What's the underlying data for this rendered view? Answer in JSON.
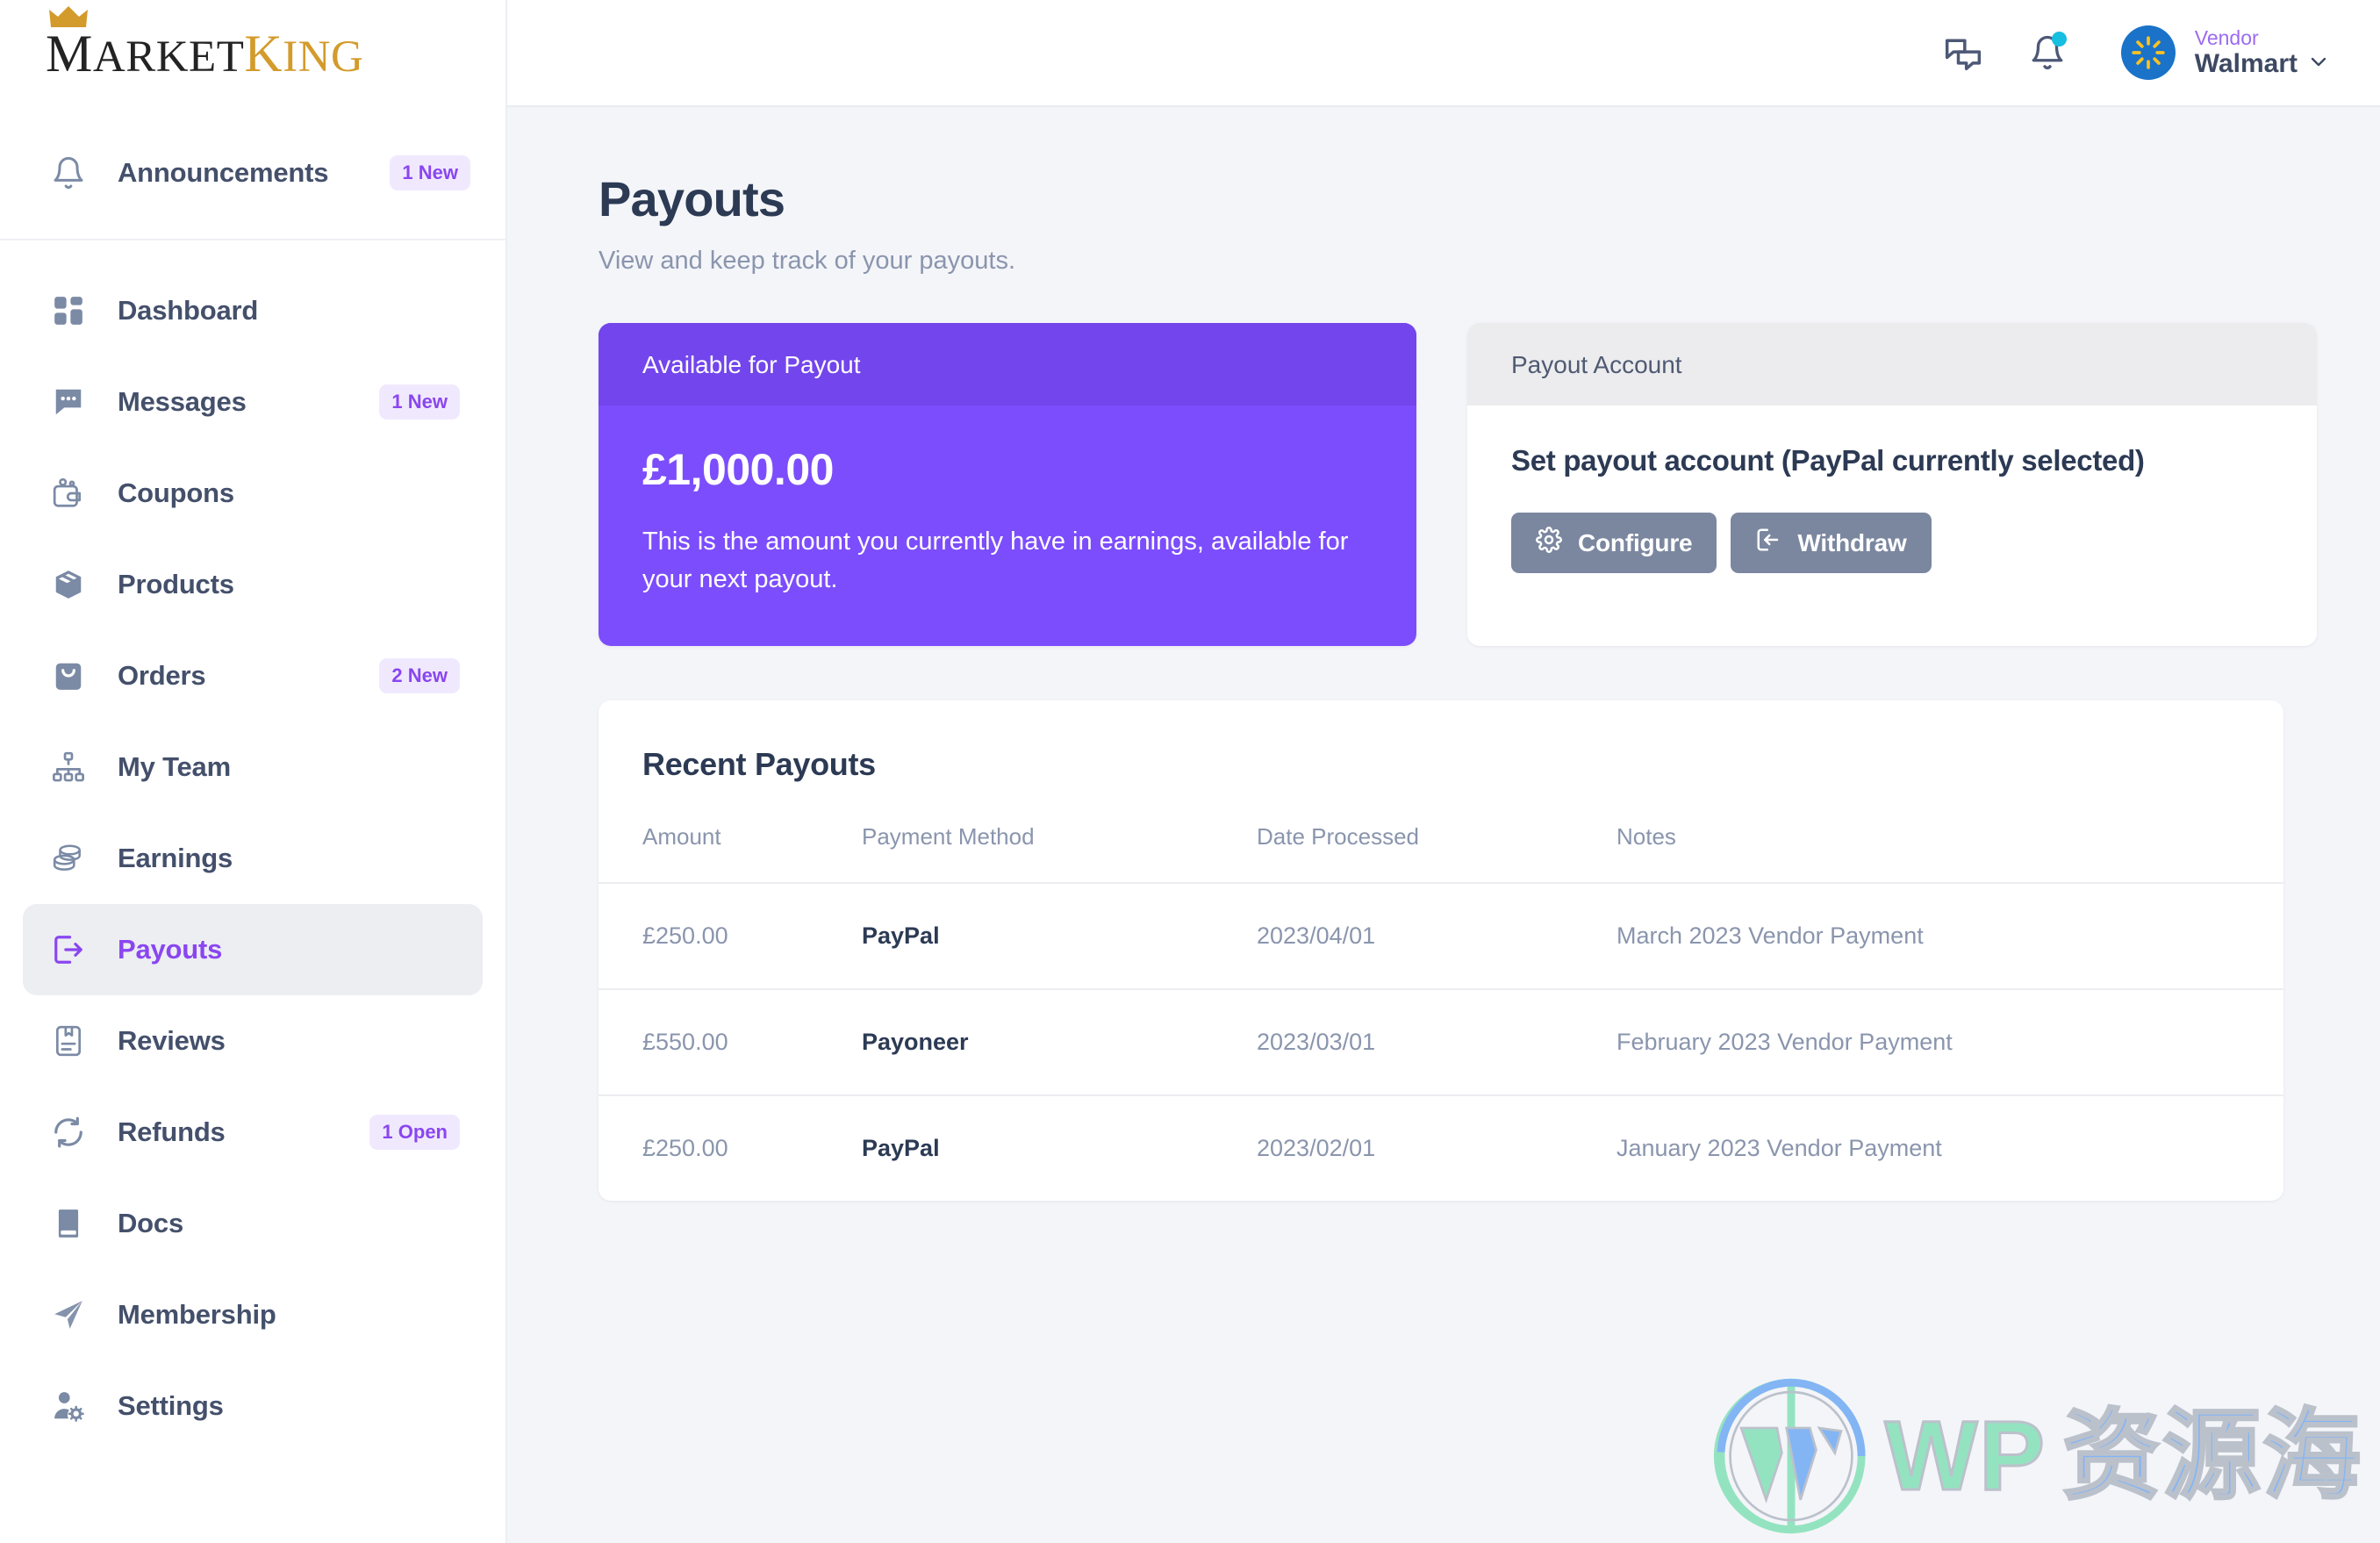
{
  "brand": {
    "name_part1": "M",
    "name_part2": "ARKET",
    "name_part3": "K",
    "name_part4": "ING",
    "crown_icon": "crown-icon"
  },
  "sidebar": {
    "announcements": {
      "label": "Announcements",
      "badge": "1 New",
      "icon": "bell-icon"
    },
    "items": [
      {
        "label": "Dashboard",
        "icon": "grid-icon",
        "badge": "",
        "active": false
      },
      {
        "label": "Messages",
        "icon": "chat-icon",
        "badge": "1 New",
        "active": false
      },
      {
        "label": "Coupons",
        "icon": "wallet-icon",
        "badge": "",
        "active": false
      },
      {
        "label": "Products",
        "icon": "box-icon",
        "badge": "",
        "active": false
      },
      {
        "label": "Orders",
        "icon": "bag-icon",
        "badge": "2 New",
        "active": false
      },
      {
        "label": "My Team",
        "icon": "org-chart-icon",
        "badge": "",
        "active": false
      },
      {
        "label": "Earnings",
        "icon": "coins-icon",
        "badge": "",
        "active": false
      },
      {
        "label": "Payouts",
        "icon": "payout-icon",
        "badge": "",
        "active": true
      },
      {
        "label": "Reviews",
        "icon": "review-icon",
        "badge": "",
        "active": false
      },
      {
        "label": "Refunds",
        "icon": "refresh-icon",
        "badge": "1 Open",
        "active": false
      },
      {
        "label": "Docs",
        "icon": "book-icon",
        "badge": "",
        "active": false
      },
      {
        "label": "Membership",
        "icon": "send-icon",
        "badge": "",
        "active": false
      },
      {
        "label": "Settings",
        "icon": "user-gear-icon",
        "badge": "",
        "active": false
      }
    ]
  },
  "topbar": {
    "messages_icon": "chat-bubbles-icon",
    "notifications_icon": "bell-icon",
    "has_notification_dot": true,
    "user_role": "Vendor",
    "user_name": "Walmart",
    "chevron_icon": "chevron-down-icon",
    "avatar_icon": "walmart-spark-icon"
  },
  "page": {
    "title": "Payouts",
    "subtitle": "View and keep track of your payouts."
  },
  "available_card": {
    "header": "Available for Payout",
    "amount": "£1,000.00",
    "description": "This is the amount you currently have in earnings, available for your next payout."
  },
  "account_card": {
    "header": "Payout Account",
    "title": "Set payout account (PayPal currently selected)",
    "configure_label": "Configure",
    "configure_icon": "gear-icon",
    "withdraw_label": "Withdraw",
    "withdraw_icon": "withdraw-icon"
  },
  "recent_payouts": {
    "title": "Recent Payouts",
    "columns": [
      "Amount",
      "Payment Method",
      "Date Processed",
      "Notes"
    ],
    "rows": [
      {
        "amount": "£250.00",
        "method": "PayPal",
        "date": "2023/04/01",
        "notes": "March 2023 Vendor Payment"
      },
      {
        "amount": "£550.00",
        "method": "Payoneer",
        "date": "2023/03/01",
        "notes": "February 2023 Vendor Payment"
      },
      {
        "amount": "£250.00",
        "method": "PayPal",
        "date": "2023/02/01",
        "notes": "January 2023 Vendor Payment"
      }
    ]
  },
  "watermark": {
    "logo_icon": "wordpress-logo-icon",
    "text_wp": "WP",
    "text_cn": "资源海"
  },
  "colors": {
    "accent_purple": "#8a46f0",
    "card_purple": "#7c4dfc",
    "card_purple_head": "#7345ec",
    "badge_bg": "#f0e9fe",
    "text_dark": "#2c3a54",
    "text_muted": "#8a95ad",
    "btn_gray": "#7b879f",
    "notification_dot": "#16bee0",
    "avatar_blue": "#1a73c8",
    "spark_yellow": "#ffc220"
  }
}
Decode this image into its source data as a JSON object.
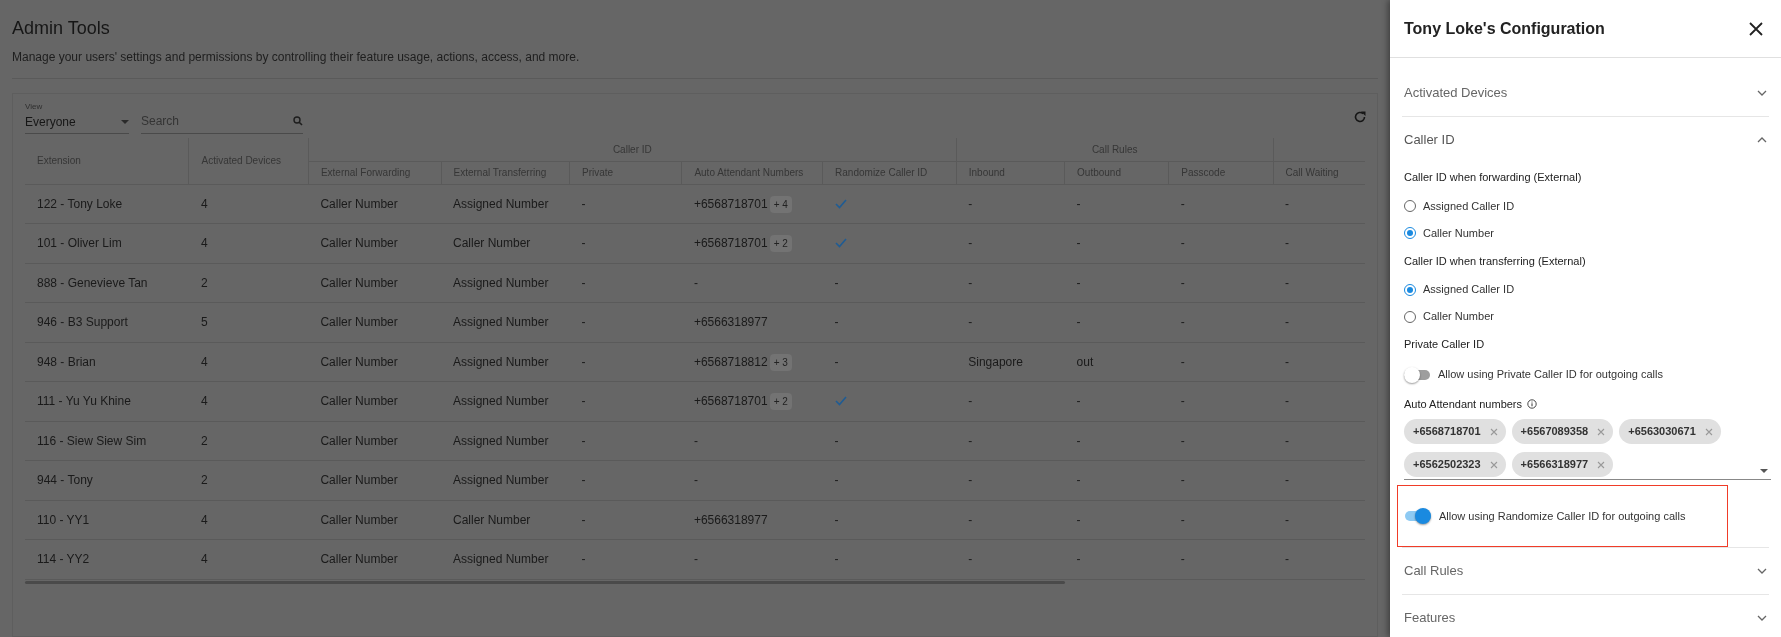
{
  "page": {
    "title": "Admin Tools",
    "subtitle": "Manage your users' settings and permissions by controlling their feature usage, actions, access, and more."
  },
  "filters": {
    "view_label": "View",
    "view_value": "Everyone",
    "search_placeholder": "Search"
  },
  "table": {
    "columns": [
      {
        "label": "Extension"
      },
      {
        "label": "Activated Devices"
      },
      {
        "group": "Caller ID",
        "colspan": 5,
        "children": [
          "External Forwarding",
          "External Transferring",
          "Private",
          "Auto Attendant Numbers",
          "Randomize Caller ID"
        ]
      },
      {
        "group": "Call Rules",
        "colspan": 3,
        "children": [
          "Inbound",
          "Outbound",
          "Passcode"
        ]
      },
      {
        "children": [
          "Call Waiting"
        ]
      }
    ],
    "rows": [
      {
        "cells": [
          "122 - Tony Loke",
          "4",
          "Caller Number",
          "Assigned Number",
          "-",
          {
            "number": "+6568718701",
            "extra": "+ 4"
          },
          {
            "checked": true
          },
          "-",
          "-",
          "-",
          "-"
        ]
      },
      {
        "cells": [
          "101 - Oliver Lim",
          "4",
          "Caller Number",
          "Caller Number",
          "-",
          {
            "number": "+6568718701",
            "extra": "+ 2"
          },
          {
            "checked": true
          },
          "-",
          "-",
          "-",
          "-"
        ]
      },
      {
        "cells": [
          "888 - Genevieve Tan",
          "2",
          "Caller Number",
          "Assigned Number",
          "-",
          "-",
          {
            "checked": false,
            "text": "-"
          },
          "-",
          "-",
          "-",
          "-"
        ]
      },
      {
        "cells": [
          "946 - B3 Support",
          "5",
          "Caller Number",
          "Assigned Number",
          "-",
          {
            "number": "+6566318977"
          },
          {
            "checked": false,
            "text": "-"
          },
          "-",
          "-",
          "-",
          "-"
        ]
      },
      {
        "cells": [
          "948 - Brian",
          "4",
          "Caller Number",
          "Assigned Number",
          "-",
          {
            "number": "+6568718812",
            "extra": "+ 3"
          },
          {
            "checked": false,
            "text": "-"
          },
          "Singapore",
          "out",
          "-",
          "-"
        ]
      },
      {
        "cells": [
          "111 - Yu Yu Khine",
          "4",
          "Caller Number",
          "Assigned Number",
          "-",
          {
            "number": "+6568718701",
            "extra": "+ 2"
          },
          {
            "checked": true
          },
          "-",
          "-",
          "-",
          "-"
        ]
      },
      {
        "cells": [
          "116 - Siew Siew Sim",
          "2",
          "Caller Number",
          "Assigned Number",
          "-",
          "-",
          {
            "checked": false,
            "text": "-"
          },
          "-",
          "-",
          "-",
          "-"
        ]
      },
      {
        "cells": [
          "944 - Tony",
          "2",
          "Caller Number",
          "Assigned Number",
          "-",
          "-",
          {
            "checked": false,
            "text": "-"
          },
          "-",
          "-",
          "-",
          "-"
        ]
      },
      {
        "cells": [
          "110 - YY1",
          "4",
          "Caller Number",
          "Caller Number",
          "-",
          {
            "number": "+6566318977"
          },
          {
            "checked": false,
            "text": "-"
          },
          "-",
          "-",
          "-",
          "-"
        ]
      },
      {
        "cells": [
          "114 - YY2",
          "4",
          "Caller Number",
          "Assigned Number",
          "-",
          "-",
          {
            "checked": false,
            "text": "-"
          },
          "-",
          "-",
          "-",
          "-"
        ]
      }
    ]
  },
  "panel": {
    "title": "Tony Loke's Configuration",
    "sections": [
      {
        "title": "Activated Devices",
        "expanded": false
      },
      {
        "title": "Caller ID",
        "expanded": true,
        "blocks": [
          {
            "kind": "radio",
            "heading": "Caller ID when forwarding (External)",
            "options": [
              {
                "label": "Assigned Caller ID",
                "selected": false
              },
              {
                "label": "Caller Number",
                "selected": true
              }
            ]
          },
          {
            "kind": "radio",
            "heading": "Caller ID when transferring (External)",
            "options": [
              {
                "label": "Assigned Caller ID",
                "selected": true
              },
              {
                "label": "Caller Number",
                "selected": false
              }
            ]
          },
          {
            "kind": "toggle",
            "heading": "Private Caller ID",
            "label": "Allow using Private Caller ID for outgoing calls",
            "on": false,
            "highlighted": false
          },
          {
            "kind": "chips",
            "heading": "Auto Attendant numbers",
            "chips": [
              "+6568718701",
              "+6567089358",
              "+6563030671",
              "+6562502323",
              "+6566318977"
            ]
          },
          {
            "kind": "toggle",
            "label": "Allow using Randomize Caller ID for outgoing calls",
            "on": true,
            "highlighted": true
          }
        ]
      },
      {
        "title": "Call Rules",
        "expanded": false
      },
      {
        "title": "Features",
        "expanded": false
      }
    ]
  }
}
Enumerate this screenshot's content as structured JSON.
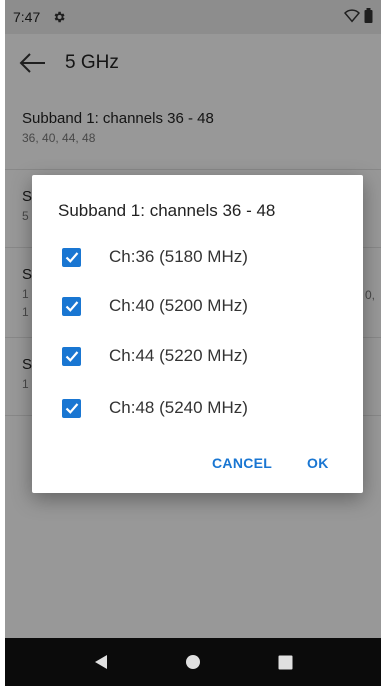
{
  "status_bar": {
    "time": "7:47",
    "icons": [
      "settings-gear-icon",
      "wifi-icon",
      "battery-icon"
    ]
  },
  "app_bar": {
    "title": "5 GHz",
    "back_icon": "arrow-back-icon"
  },
  "list": {
    "items": [
      {
        "title": "Subband 1: channels 36 - 48",
        "summary": "36, 40, 44, 48"
      },
      {
        "title": "S",
        "summary": "5"
      },
      {
        "title": "S",
        "summary": "1",
        "summary2": "1",
        "summary_right": "0,"
      },
      {
        "title": "S",
        "summary": "1"
      }
    ]
  },
  "dialog": {
    "title": "Subband 1: channels 36 - 48",
    "options": [
      {
        "label": "Ch:36 (5180 MHz)",
        "checked": true
      },
      {
        "label": "Ch:40 (5200 MHz)",
        "checked": true
      },
      {
        "label": "Ch:44 (5220 MHz)",
        "checked": true
      },
      {
        "label": "Ch:48 (5240 MHz)",
        "checked": true
      }
    ],
    "cancel_label": "CANCEL",
    "ok_label": "OK"
  },
  "nav_bar": {
    "icons": [
      "back-triangle-icon",
      "home-circle-icon",
      "recents-square-icon"
    ]
  },
  "colors": {
    "accent": "#1976d2",
    "status_bar_bg": "#e4e4e4",
    "nav_bar_bg": "#0b0b0b",
    "scrim": "rgba(0,0,0,0.38)"
  }
}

-- -- --

== EXERCISE DESCRIPTION ==
Go through the entries and return each line where the word "header" appears.

== EXERCISE RESULT ==
    "header": "Available for Payout",
    "header": "Payout Account",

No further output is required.